==== Rows
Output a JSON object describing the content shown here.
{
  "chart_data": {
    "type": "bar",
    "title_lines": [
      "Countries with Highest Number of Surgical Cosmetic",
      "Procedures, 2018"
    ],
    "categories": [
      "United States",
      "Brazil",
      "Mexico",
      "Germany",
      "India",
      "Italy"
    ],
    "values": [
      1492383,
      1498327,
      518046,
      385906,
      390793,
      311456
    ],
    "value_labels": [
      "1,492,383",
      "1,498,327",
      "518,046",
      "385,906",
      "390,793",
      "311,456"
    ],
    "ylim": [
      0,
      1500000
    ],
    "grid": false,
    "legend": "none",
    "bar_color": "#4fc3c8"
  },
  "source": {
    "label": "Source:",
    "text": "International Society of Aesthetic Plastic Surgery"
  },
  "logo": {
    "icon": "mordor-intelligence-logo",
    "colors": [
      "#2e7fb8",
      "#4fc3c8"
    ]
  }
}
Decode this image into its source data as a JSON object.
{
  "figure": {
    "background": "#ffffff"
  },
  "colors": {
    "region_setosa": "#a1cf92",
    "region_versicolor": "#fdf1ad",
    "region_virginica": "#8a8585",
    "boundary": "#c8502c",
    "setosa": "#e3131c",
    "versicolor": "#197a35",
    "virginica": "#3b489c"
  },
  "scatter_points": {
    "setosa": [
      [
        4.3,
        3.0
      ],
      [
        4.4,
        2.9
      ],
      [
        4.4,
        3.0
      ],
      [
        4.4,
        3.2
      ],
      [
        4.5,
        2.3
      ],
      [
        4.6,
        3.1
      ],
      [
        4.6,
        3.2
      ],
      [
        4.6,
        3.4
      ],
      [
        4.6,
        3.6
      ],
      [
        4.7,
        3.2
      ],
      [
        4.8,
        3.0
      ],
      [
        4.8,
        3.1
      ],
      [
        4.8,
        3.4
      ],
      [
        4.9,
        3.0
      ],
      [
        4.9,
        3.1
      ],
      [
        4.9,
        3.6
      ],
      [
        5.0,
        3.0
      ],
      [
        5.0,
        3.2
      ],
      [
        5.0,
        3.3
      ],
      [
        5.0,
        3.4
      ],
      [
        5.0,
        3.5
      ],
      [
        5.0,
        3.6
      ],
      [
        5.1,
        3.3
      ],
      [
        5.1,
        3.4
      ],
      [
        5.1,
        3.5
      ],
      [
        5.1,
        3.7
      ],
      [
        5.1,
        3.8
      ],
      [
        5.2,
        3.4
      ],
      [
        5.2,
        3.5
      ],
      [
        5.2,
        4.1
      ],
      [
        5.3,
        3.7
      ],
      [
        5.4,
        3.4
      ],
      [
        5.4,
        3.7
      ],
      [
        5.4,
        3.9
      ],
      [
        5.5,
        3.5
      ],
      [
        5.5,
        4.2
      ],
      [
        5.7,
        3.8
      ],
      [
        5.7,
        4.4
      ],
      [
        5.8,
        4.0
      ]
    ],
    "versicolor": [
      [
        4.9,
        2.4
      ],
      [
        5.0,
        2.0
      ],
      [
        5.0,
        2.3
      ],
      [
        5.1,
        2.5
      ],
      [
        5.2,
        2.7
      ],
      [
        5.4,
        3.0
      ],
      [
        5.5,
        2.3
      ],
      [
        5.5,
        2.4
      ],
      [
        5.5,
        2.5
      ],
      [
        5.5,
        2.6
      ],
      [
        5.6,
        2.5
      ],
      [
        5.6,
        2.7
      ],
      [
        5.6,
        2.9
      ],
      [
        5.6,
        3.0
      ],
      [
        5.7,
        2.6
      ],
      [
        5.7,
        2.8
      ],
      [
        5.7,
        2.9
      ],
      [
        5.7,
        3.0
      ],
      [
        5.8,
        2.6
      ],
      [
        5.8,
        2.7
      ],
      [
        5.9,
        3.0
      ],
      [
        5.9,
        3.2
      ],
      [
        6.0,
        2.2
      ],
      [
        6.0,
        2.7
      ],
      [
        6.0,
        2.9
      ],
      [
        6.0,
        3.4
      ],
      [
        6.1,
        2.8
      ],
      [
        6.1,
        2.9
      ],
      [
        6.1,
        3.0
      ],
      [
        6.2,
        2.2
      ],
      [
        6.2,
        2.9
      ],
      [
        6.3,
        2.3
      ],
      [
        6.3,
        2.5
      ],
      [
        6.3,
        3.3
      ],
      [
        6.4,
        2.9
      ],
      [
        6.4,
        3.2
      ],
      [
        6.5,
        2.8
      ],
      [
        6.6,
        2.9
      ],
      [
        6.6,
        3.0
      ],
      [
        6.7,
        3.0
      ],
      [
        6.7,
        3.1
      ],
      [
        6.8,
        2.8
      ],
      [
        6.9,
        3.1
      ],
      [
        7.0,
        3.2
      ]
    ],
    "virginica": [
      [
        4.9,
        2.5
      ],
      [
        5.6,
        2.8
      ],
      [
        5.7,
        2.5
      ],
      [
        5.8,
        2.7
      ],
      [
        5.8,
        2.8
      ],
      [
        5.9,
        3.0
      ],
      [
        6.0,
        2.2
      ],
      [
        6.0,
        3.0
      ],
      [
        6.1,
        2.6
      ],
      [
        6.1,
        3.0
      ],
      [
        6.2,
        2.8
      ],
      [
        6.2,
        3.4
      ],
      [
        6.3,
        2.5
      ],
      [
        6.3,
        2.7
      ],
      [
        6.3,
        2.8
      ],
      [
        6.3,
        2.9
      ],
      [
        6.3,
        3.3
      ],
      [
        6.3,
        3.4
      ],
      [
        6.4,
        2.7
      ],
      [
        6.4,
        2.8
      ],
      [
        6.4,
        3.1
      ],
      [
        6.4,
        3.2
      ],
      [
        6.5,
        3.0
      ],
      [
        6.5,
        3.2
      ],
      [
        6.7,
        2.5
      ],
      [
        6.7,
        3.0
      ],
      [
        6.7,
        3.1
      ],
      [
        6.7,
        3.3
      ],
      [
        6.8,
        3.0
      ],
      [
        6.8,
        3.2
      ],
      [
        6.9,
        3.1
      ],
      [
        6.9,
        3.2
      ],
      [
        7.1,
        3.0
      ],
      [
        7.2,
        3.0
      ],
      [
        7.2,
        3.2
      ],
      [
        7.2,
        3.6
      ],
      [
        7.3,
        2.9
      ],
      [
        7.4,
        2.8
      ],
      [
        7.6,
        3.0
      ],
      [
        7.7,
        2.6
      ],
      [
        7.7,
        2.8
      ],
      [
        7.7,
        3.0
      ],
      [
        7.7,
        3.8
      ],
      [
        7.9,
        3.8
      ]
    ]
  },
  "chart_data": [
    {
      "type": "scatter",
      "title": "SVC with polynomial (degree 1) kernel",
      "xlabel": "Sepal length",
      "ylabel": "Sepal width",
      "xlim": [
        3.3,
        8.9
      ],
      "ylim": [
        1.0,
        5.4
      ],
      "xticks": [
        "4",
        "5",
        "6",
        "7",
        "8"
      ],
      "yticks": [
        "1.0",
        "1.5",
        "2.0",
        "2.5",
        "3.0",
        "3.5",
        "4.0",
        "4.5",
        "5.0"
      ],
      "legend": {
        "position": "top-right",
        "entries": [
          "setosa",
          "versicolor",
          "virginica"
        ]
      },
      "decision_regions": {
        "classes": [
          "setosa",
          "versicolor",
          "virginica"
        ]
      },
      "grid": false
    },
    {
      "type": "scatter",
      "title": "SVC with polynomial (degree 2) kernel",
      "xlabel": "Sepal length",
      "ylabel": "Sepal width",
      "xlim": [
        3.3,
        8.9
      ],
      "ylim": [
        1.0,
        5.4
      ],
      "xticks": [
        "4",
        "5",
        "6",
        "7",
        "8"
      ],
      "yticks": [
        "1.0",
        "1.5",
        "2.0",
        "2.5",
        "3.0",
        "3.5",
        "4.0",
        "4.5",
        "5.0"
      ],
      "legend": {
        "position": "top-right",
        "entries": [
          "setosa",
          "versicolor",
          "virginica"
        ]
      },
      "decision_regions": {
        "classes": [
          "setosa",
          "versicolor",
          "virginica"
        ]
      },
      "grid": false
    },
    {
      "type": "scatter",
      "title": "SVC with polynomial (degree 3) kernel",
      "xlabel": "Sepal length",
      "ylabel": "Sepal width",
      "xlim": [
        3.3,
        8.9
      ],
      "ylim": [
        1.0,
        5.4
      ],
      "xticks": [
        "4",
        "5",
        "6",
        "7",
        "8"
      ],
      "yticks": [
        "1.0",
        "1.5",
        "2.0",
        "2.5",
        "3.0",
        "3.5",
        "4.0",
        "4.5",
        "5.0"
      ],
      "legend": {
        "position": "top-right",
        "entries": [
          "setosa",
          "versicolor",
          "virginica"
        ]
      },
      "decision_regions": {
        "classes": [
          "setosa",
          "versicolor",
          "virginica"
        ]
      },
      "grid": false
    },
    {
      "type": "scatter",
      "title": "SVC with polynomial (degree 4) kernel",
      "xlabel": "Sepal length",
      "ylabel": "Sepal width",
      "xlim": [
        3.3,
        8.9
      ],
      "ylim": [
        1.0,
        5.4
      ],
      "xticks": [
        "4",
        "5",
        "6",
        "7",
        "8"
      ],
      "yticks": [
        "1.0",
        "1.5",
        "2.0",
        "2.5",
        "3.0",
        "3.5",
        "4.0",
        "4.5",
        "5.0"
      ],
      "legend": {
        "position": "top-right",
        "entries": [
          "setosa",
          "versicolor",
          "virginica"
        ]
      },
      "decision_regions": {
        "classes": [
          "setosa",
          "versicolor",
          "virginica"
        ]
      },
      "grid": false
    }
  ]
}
========
==== Rows
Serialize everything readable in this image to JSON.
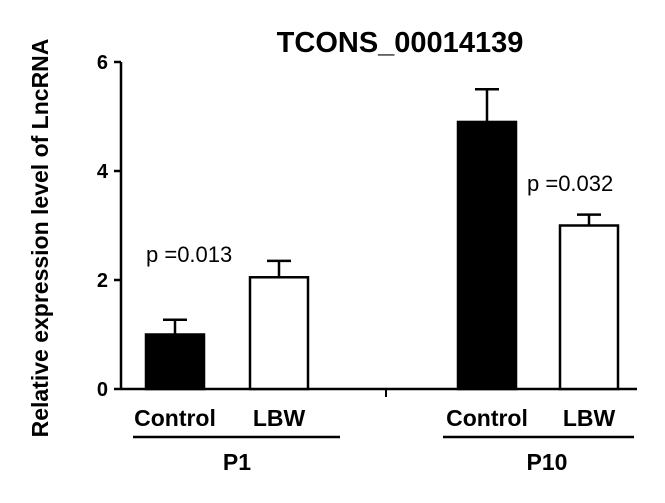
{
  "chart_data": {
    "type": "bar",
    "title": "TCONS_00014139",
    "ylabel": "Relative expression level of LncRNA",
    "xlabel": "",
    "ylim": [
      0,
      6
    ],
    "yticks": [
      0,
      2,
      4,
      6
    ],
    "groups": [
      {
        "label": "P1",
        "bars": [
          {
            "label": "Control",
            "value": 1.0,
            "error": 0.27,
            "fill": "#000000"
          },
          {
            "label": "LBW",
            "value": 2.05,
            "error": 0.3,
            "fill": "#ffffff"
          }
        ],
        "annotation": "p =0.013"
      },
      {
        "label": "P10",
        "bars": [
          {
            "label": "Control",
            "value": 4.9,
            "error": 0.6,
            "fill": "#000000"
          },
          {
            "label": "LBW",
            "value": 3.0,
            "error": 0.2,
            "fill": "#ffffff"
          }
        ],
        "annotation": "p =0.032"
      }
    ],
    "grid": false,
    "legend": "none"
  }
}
========
→ The request
Search the listing above for the string "image". Copy every line that contains it.

→ Response to the task
Decode this image into its source data as a JSON object.
Serialize everything readable in this image to JSON.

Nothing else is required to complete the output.